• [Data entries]
....
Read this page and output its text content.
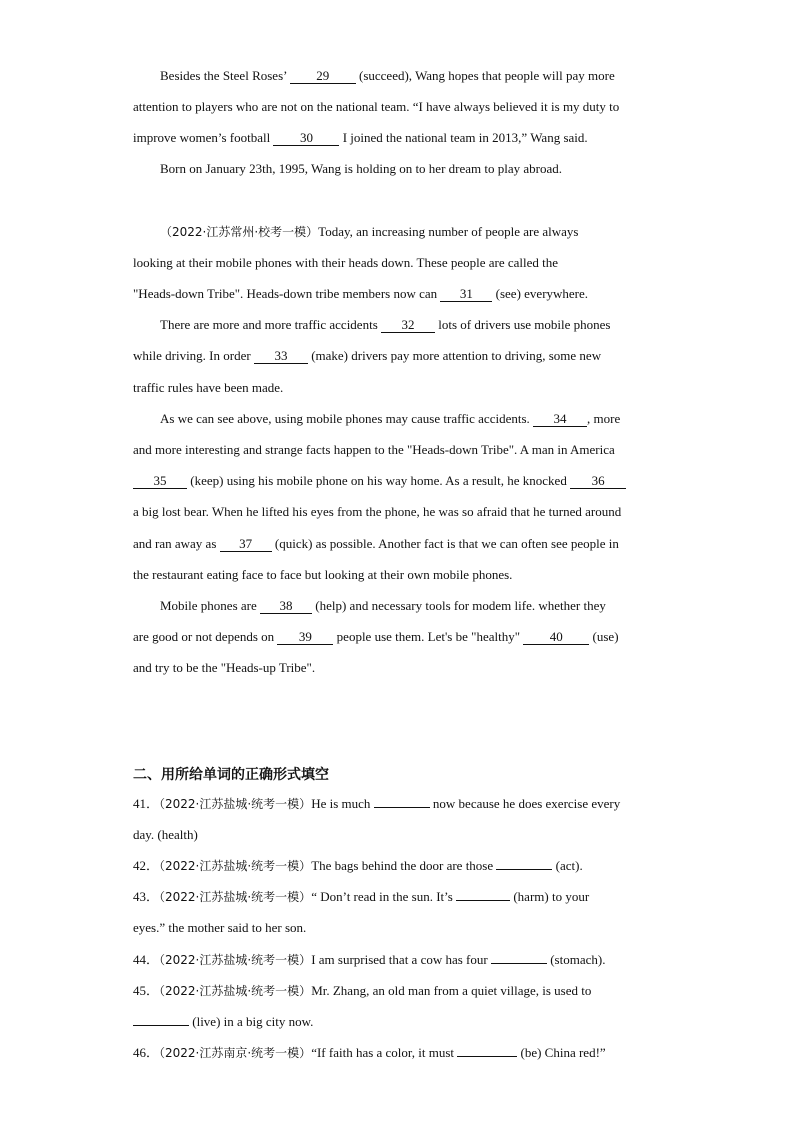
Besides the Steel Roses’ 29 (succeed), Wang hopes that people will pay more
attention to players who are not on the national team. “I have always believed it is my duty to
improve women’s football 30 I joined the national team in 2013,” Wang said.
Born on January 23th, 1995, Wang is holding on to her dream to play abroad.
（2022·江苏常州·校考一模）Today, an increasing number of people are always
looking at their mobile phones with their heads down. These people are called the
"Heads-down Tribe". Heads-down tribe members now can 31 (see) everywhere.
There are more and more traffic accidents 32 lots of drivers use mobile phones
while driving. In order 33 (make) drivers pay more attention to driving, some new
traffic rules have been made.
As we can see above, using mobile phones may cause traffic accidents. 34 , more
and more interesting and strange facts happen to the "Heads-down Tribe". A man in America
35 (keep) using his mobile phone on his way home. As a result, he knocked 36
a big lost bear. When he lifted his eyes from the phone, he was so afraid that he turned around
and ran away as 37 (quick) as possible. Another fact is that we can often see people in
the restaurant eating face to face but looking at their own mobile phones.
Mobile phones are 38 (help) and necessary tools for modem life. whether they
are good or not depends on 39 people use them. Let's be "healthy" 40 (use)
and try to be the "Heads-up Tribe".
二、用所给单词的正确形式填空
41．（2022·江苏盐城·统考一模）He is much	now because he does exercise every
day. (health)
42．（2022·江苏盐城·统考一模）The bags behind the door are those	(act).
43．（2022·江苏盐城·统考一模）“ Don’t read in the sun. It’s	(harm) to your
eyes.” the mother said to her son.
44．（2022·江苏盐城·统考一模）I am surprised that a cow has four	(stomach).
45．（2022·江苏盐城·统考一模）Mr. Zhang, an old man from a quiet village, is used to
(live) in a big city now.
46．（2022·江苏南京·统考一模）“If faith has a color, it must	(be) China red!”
....
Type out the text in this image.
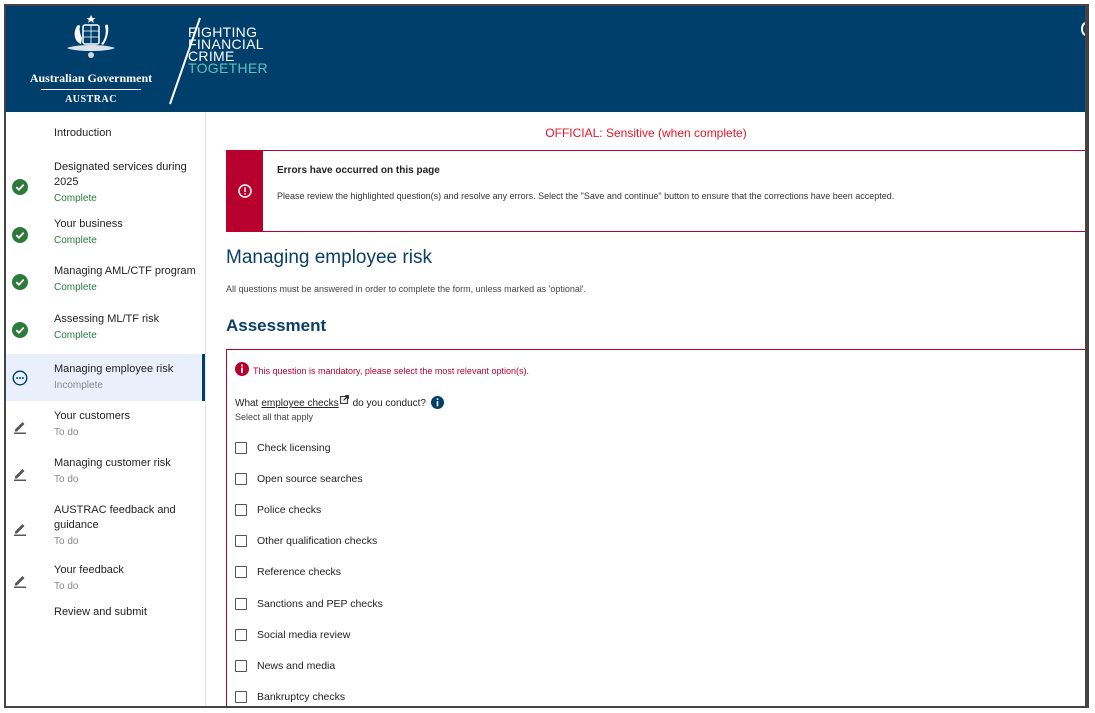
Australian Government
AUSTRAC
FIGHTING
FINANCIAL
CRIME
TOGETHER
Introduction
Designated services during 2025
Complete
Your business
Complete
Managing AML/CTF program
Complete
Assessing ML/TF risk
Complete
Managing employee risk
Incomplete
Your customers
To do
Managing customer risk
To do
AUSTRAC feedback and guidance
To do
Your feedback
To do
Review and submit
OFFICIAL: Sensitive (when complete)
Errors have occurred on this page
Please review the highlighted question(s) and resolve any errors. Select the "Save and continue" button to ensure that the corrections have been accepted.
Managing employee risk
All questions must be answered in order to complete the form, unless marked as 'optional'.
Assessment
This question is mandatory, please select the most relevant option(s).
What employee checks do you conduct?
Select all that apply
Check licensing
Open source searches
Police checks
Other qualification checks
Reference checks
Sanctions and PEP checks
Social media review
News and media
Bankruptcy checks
....
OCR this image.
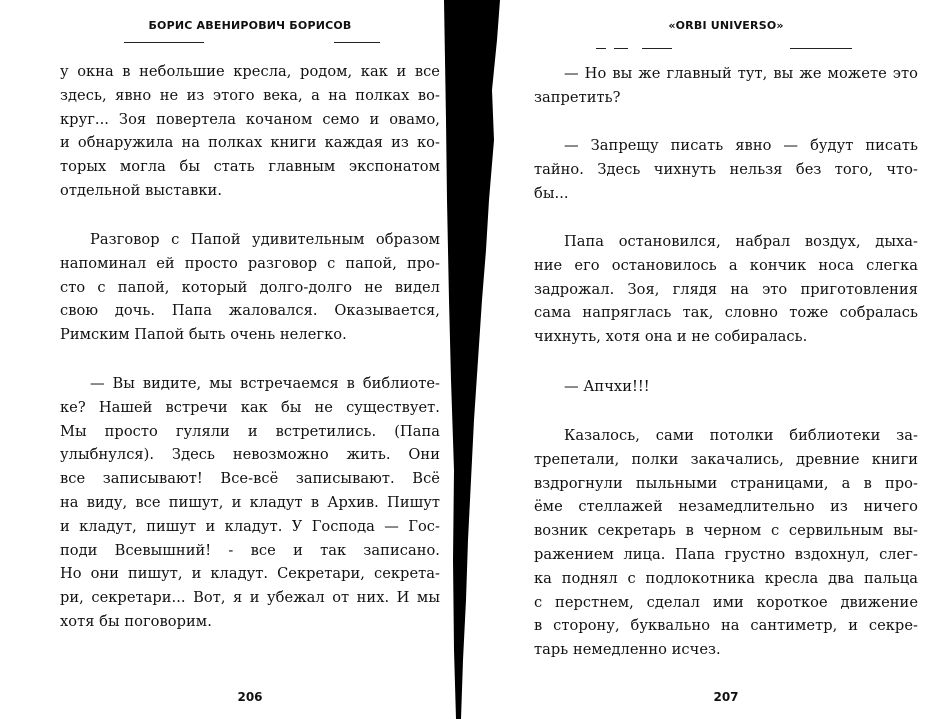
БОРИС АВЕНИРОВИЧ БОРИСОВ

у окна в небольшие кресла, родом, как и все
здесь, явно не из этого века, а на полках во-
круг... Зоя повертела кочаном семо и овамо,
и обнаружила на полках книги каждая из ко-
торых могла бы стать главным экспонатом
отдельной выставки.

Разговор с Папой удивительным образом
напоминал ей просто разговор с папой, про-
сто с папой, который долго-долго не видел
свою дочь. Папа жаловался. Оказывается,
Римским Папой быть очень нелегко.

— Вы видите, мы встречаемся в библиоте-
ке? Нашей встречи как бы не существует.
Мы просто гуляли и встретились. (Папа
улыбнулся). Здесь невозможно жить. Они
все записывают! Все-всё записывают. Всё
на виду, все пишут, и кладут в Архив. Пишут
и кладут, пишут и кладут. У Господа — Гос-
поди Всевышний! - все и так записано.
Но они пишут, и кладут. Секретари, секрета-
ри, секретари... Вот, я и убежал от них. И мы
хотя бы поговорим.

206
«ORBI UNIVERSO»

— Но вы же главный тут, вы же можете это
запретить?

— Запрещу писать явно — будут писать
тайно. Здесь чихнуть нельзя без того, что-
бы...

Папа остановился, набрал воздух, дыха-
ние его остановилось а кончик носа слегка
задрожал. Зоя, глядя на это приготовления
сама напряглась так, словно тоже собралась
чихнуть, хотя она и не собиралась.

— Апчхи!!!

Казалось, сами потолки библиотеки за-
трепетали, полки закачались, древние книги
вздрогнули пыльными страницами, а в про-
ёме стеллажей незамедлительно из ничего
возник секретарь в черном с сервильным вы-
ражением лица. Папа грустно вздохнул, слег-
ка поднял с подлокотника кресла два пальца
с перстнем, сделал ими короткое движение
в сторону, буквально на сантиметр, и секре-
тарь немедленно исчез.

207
....
• [Short task]
Pick each line holding the word "чихнуть" out of the listing.

• [Result for this task]
тайно. Здесь чихнуть нельзя без того, что-
чихнуть, хотя она и не собиралась.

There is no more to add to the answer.